··· Supplied information

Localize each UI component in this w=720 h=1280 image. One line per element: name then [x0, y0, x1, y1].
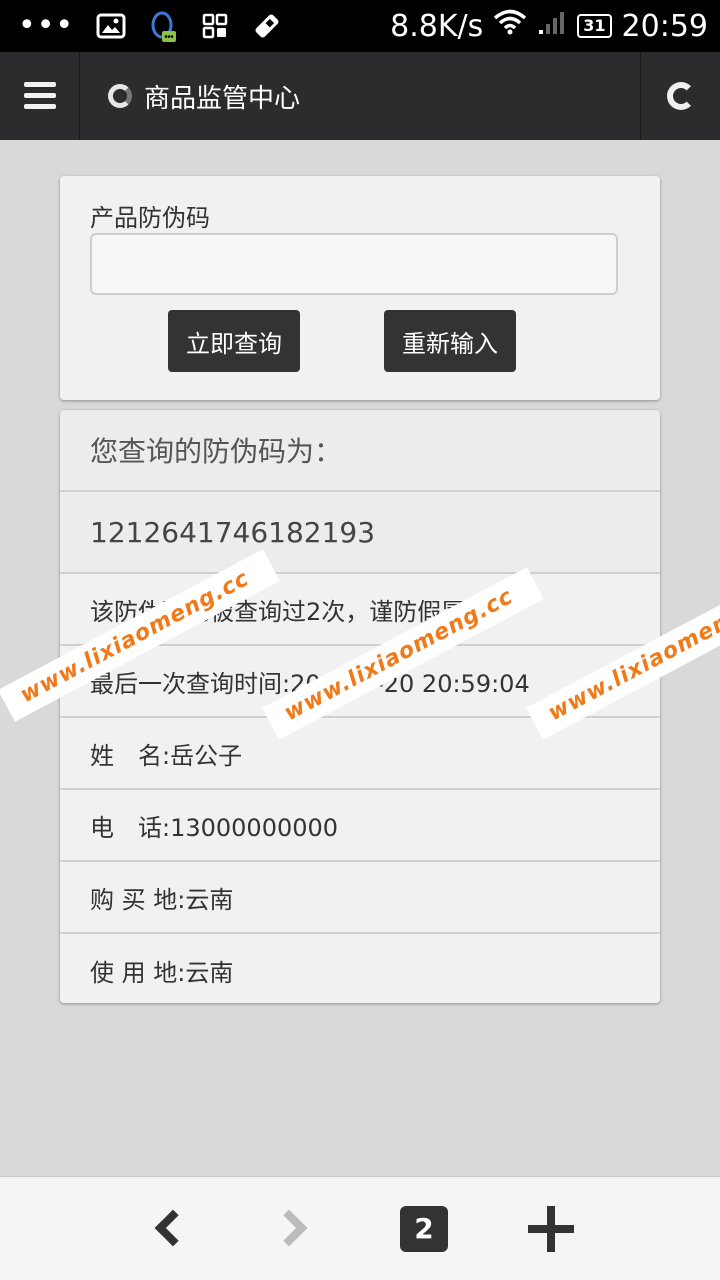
apps-icon: [200, 11, 230, 41]
forward-icon[interactable]: [270, 1209, 308, 1247]
new-tab-icon[interactable]: [528, 1206, 574, 1252]
title-area: 商品监管中心: [108, 52, 300, 140]
battery-icon: 31: [577, 14, 612, 38]
result-heading: 您查询的防伪码为：: [60, 410, 660, 492]
qq-icon: [148, 11, 178, 42]
tabs-button[interactable]: 2: [400, 1206, 448, 1252]
owner-phone: 电 话:13000000000: [60, 790, 660, 862]
back-icon[interactable]: [154, 1209, 192, 1247]
logo-icon: [108, 84, 132, 108]
status-bar: ••• 8.8K/s 31 20:59: [0, 0, 720, 52]
query-button[interactable]: 立即查询: [168, 310, 300, 372]
signal-icon: [537, 8, 567, 44]
use-place: 使 用 地:云南: [90, 958, 234, 987]
clock: 20:59: [621, 8, 708, 44]
gallery-icon: [96, 11, 126, 41]
clean-icon: [252, 11, 282, 41]
refresh-icon: [667, 82, 695, 110]
query-form-card: 产品防伪码 立即查询 重新输入: [60, 176, 660, 400]
page-title: 商品监管中心: [144, 83, 301, 114]
more-notifications-icon: •••: [18, 8, 75, 43]
network-speed: 8.8K/s: [390, 8, 484, 44]
queried-code: 1212641746182193: [60, 492, 660, 574]
app-header: 商品监管中心: [0, 52, 720, 140]
anti-fake-code-input[interactable]: [90, 233, 618, 295]
reset-button[interactable]: 重新输入: [384, 310, 516, 372]
owner-name: 姓 名:岳公子: [60, 718, 660, 790]
purchase-place: 购 买 地:云南: [60, 862, 660, 934]
refresh-button[interactable]: [640, 52, 720, 140]
code-field-label: 产品防伪码: [90, 204, 210, 232]
wifi-icon: [493, 8, 527, 44]
menu-button[interactable]: [0, 52, 80, 140]
browser-bottom-bar: 2: [0, 1176, 720, 1280]
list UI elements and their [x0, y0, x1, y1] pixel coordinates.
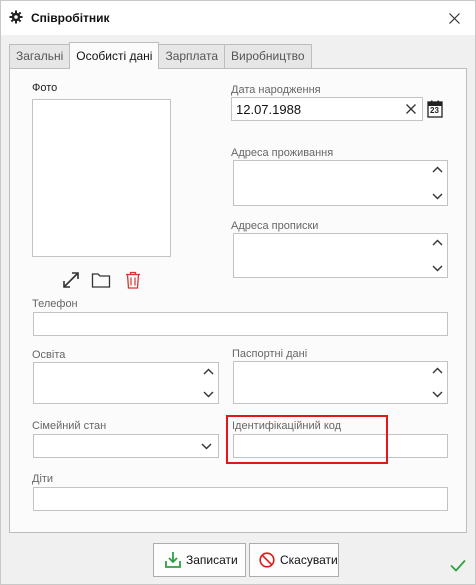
tab-personal-data[interactable]: Особисті дані [69, 42, 160, 69]
birth-date-value: 12.07.1988 [236, 102, 302, 117]
cancel-button[interactable]: Скасувати [249, 543, 339, 577]
education-scrollbar[interactable] [203, 366, 215, 400]
check-icon [449, 557, 467, 573]
children-label: Діти [32, 473, 54, 485]
close-icon [448, 12, 460, 24]
tab-salary[interactable]: Зарплата [158, 44, 225, 69]
passport-label: Паспортні дані [232, 348, 308, 360]
tab-general[interactable]: Загальні [9, 44, 71, 69]
scroll-down-icon[interactable] [203, 391, 214, 398]
residence-address-field[interactable] [233, 160, 448, 206]
photo-label: Фото [32, 82, 58, 94]
employee-dialog: Співробітник Загальні Особисті дані Зарп… [0, 0, 476, 585]
education-label: Освіта [32, 349, 66, 361]
marital-status-select[interactable] [33, 434, 219, 458]
cancel-button-label: Скасувати [280, 553, 338, 567]
trash-icon[interactable] [122, 269, 144, 291]
gear-icon [9, 10, 23, 24]
passport-scrollbar[interactable] [432, 365, 444, 400]
registration-address-label: Адреса прописки [231, 220, 319, 232]
phone-label: Телефон [32, 298, 78, 310]
registration-address-field[interactable] [233, 233, 448, 278]
scroll-up-icon[interactable] [432, 239, 443, 246]
residence-scrollbar[interactable] [432, 164, 444, 202]
chevron-down-icon[interactable] [201, 443, 212, 450]
education-field[interactable] [33, 362, 219, 404]
cancel-icon [258, 551, 276, 569]
title-bar: Співробітник [1, 1, 475, 35]
birth-date-label: Дата народження [231, 84, 321, 96]
children-field[interactable] [33, 487, 448, 511]
close-button[interactable] [443, 7, 465, 29]
calendar-icon[interactable]: 23 [426, 99, 444, 119]
birth-date-field[interactable]: 12.07.1988 [231, 97, 423, 121]
photo-box[interactable] [32, 99, 171, 257]
folder-icon[interactable] [90, 269, 112, 291]
save-button[interactable]: Записати [153, 543, 246, 577]
window-title: Співробітник [31, 11, 110, 25]
scroll-up-icon[interactable] [432, 367, 443, 374]
residence-address-label: Адреса проживання [231, 147, 334, 159]
tax-id-highlight [226, 415, 388, 464]
tab-bar: Загальні Особисті дані Зарплата Виробниц… [9, 42, 312, 69]
calendar-day: 23 [430, 106, 439, 115]
scroll-up-icon[interactable] [203, 368, 214, 375]
clear-date-icon[interactable] [405, 103, 417, 115]
save-button-label: Записати [186, 553, 238, 567]
scroll-down-icon[interactable] [432, 193, 443, 200]
expand-icon[interactable] [60, 269, 82, 291]
marital-status-label: Сімейний стан [32, 420, 107, 432]
phone-field[interactable] [33, 312, 448, 336]
download-icon [164, 551, 182, 569]
scroll-down-icon[interactable] [432, 265, 443, 272]
scroll-up-icon[interactable] [432, 166, 443, 173]
scroll-down-icon[interactable] [432, 391, 443, 398]
registration-scrollbar[interactable] [432, 237, 444, 274]
passport-field[interactable] [233, 361, 448, 404]
tab-production[interactable]: Виробництво [224, 44, 312, 69]
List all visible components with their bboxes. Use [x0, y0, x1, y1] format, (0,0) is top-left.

······

Instruction ▸ Recast every line of the records above as a Markdown table with two columns, Row for the row number and Entry for the line, skipping blank lines and leaving out the pictures.

Task response ▸
| Row | Entry |
|---|---|
| 1 | Localize each UI component in this w=720 h=1280 image. One line per element: name then [x0, y0, x1, y1]. |
| 2 | apps-icon: [200, 11, 230, 41] |
| 3 | forward-icon[interactable]: [270, 1209, 308, 1247] |
| 4 | new-tab-icon[interactable]: [528, 1206, 574, 1252] |
| 5 | title-area: 商品监管中心: [108, 52, 300, 140] |
| 6 | battery-icon: 31: [577, 14, 612, 38] |
| 7 | result-heading: 您查询的防伪码为：: [60, 410, 660, 492] |
| 8 | qq-icon: [148, 11, 178, 42] |
| 9 | tabs-button[interactable]: 2: [400, 1206, 448, 1252] |
| 10 | owner-phone: 电 话:13000000000: [60, 790, 660, 862] |
| 11 | back-icon[interactable]: [154, 1209, 192, 1247] |
| 12 | logo-icon: [108, 84, 132, 108] |
| 13 | status-bar: ••• 8.8K/s 31 20:59: [0, 0, 720, 52] |
| 14 | query-button[interactable]: 立即查询: [168, 310, 300, 372] |
| 15 | signal-icon: [537, 8, 567, 44] |
| 16 | use-place: 使 用 地:云南: [90, 958, 234, 987] |
| 17 | clock: 20:59: [621, 8, 708, 44] |
| 18 | gallery-icon: [96, 11, 126, 41] |
| 19 | clean-icon: [252, 11, 282, 41] |
| 20 | refresh-icon: [667, 82, 695, 110] |
| 21 | query-form-card: 产品防伪码 立即查询 重新输入: [60, 176, 660, 400] |
| 22 | page-title: 商品监管中心: [144, 83, 301, 114] |
| 23 | more-notifications-icon: •••: [18, 8, 75, 43] |
| 24 | network-speed: 8.8K/s: [390, 8, 484, 44] |
| 25 | queried-code: 1212641746182193: [60, 492, 660, 574] |
| 26 | app-header: 商品监管中心: [0, 52, 720, 140] |
| 27 | anti-fake-code-input[interactable]: [90, 233, 618, 295] |
| 28 | reset-button[interactable]: 重新输入: [384, 310, 516, 372] |
| 29 | owner-name: 姓 名:岳公子: [60, 718, 660, 790] |
| 30 | purchase-place: 购 买 地:云南: [60, 862, 660, 934] |
| 31 | refresh-button[interactable]: [640, 52, 720, 140] |
| 32 | code-field-label: 产品防伪码: [90, 204, 210, 232] |
| 33 | wifi-icon: [493, 8, 527, 44] |
| 34 | menu-button[interactable]: [0, 52, 80, 140] |
| 35 | browser-bottom-bar: 2: [0, 1176, 720, 1280] |
| 36 | list UI elements and their [x0, y0, x1, y1] pixel coordinates. |
| 37 | tab-personal-data[interactable]: Особисті дані [69, 42, 160, 69] |
| 38 | birth-date-value: 12.07.1988 [236, 102, 302, 117] |
| 39 | cancel-button[interactable]: Скасувати [249, 543, 339, 577] |
| 40 | education-scrollbar[interactable] [203, 366, 215, 400] |
| 41 | check-icon [449, 557, 467, 573] |
| 42 | children-label: Діти [32, 473, 54, 485] |
| 43 | close-icon [448, 12, 460, 24] |
| 44 | tab-salary[interactable]: Зарплата [158, 44, 225, 69] |
| 45 | passport-label: Паспортні дані [232, 348, 308, 360] |
| 46 | tab-general[interactable]: Загальні [9, 44, 71, 69] |
| 47 | scroll-down-icon[interactable] [203, 391, 214, 398] |
| 48 | residence-address-field[interactable] [233, 160, 448, 206] |
| 49 | photo-label: Фото [32, 82, 58, 94] |
| 50 | employee-dialog: Співробітник Загальні Особисті дані Зарп… [0, 0, 476, 585] |
| 51 | education-label: Освіта [32, 349, 66, 361] |
| 52 | marital-status-select[interactable] [33, 434, 219, 458] |
| 53 | cancel-button-label: Скасувати [280, 553, 338, 567] |
| 54 | trash-icon[interactable] [122, 269, 144, 291] |
| 55 | gear-icon [9, 10, 23, 24] |
| 56 | passport-scrollbar[interactable] [432, 365, 444, 400] |
| 57 | registration-address-label: Адреса прописки [231, 220, 319, 232] |
| 58 | phone-label: Телефон [32, 298, 78, 310] |
| 59 | registration-address-field[interactable] [233, 233, 448, 278] |
| 60 | scroll-up-icon[interactable] [432, 239, 443, 246] |
| 61 | residence-scrollbar[interactable] [432, 164, 444, 202] |
| 62 | chevron-down-icon[interactable] [201, 443, 212, 450] |
| 63 | education-field[interactable] [33, 362, 219, 404] |
| 64 | cancel-icon [258, 551, 276, 569] |
| 65 | title-bar: Співробітник [1, 1, 475, 35] |
| 66 | birth-date-label: Дата народження [231, 84, 321, 96] |
| 67 | children-field[interactable] [33, 487, 448, 511] |
| 68 | close-button[interactable] [443, 7, 465, 29] |
| 69 | calendar-icon[interactable]: 23 [426, 99, 444, 119] |
| 70 | birth-date-field[interactable]: 12.07.1988 [231, 97, 423, 121] |
| 71 | photo-box[interactable] [32, 99, 171, 257] |
| 72 | folder-icon[interactable] [90, 269, 112, 291] |
| 73 | save-button[interactable]: Записати [153, 543, 246, 577] |
| 74 | window-title: Співробітник [31, 11, 110, 25] |
| 75 | scroll-up-icon[interactable] [432, 367, 443, 374] |
| 76 | residence-address-label: Адреса проживання [231, 147, 334, 159] |
| 77 | tax-id-highlight [226, 415, 388, 464] |
| 78 | tab-bar: Загальні Особисті дані Зарплата Виробниц… [9, 42, 312, 69] |
| 79 | calendar-day: 23 [430, 106, 439, 115] |
| 80 | scroll-up-icon[interactable] [203, 368, 214, 375] |
| 81 | clear-date-icon[interactable] [405, 103, 417, 115] |
| 82 | save-button-label: Записати [186, 553, 238, 567] |
| 83 | scroll-down-icon[interactable] [432, 193, 443, 200] |
| 84 | expand-icon[interactable] [60, 269, 82, 291] |
| 85 | marital-status-label: Сімейний стан [32, 420, 107, 432] |
| 86 | phone-field[interactable] [33, 312, 448, 336] |
| 87 | download-icon [164, 551, 182, 569] |
| 88 | scroll-down-icon[interactable] [432, 265, 443, 272] |
| 89 | scroll-up-icon[interactable] [432, 166, 443, 173] |
| 90 | scroll-down-icon[interactable] [432, 391, 443, 398] |
| 91 | registration-scrollbar[interactable] [432, 237, 444, 274] |
| 92 | passport-field[interactable] [233, 361, 448, 404] |
| 93 | tab-production[interactable]: Виробництво [224, 44, 312, 69] |
| 94 | List all visible components with their bboxes. Use [x0, y0, x1, y1] format, (0,0) is top-left. |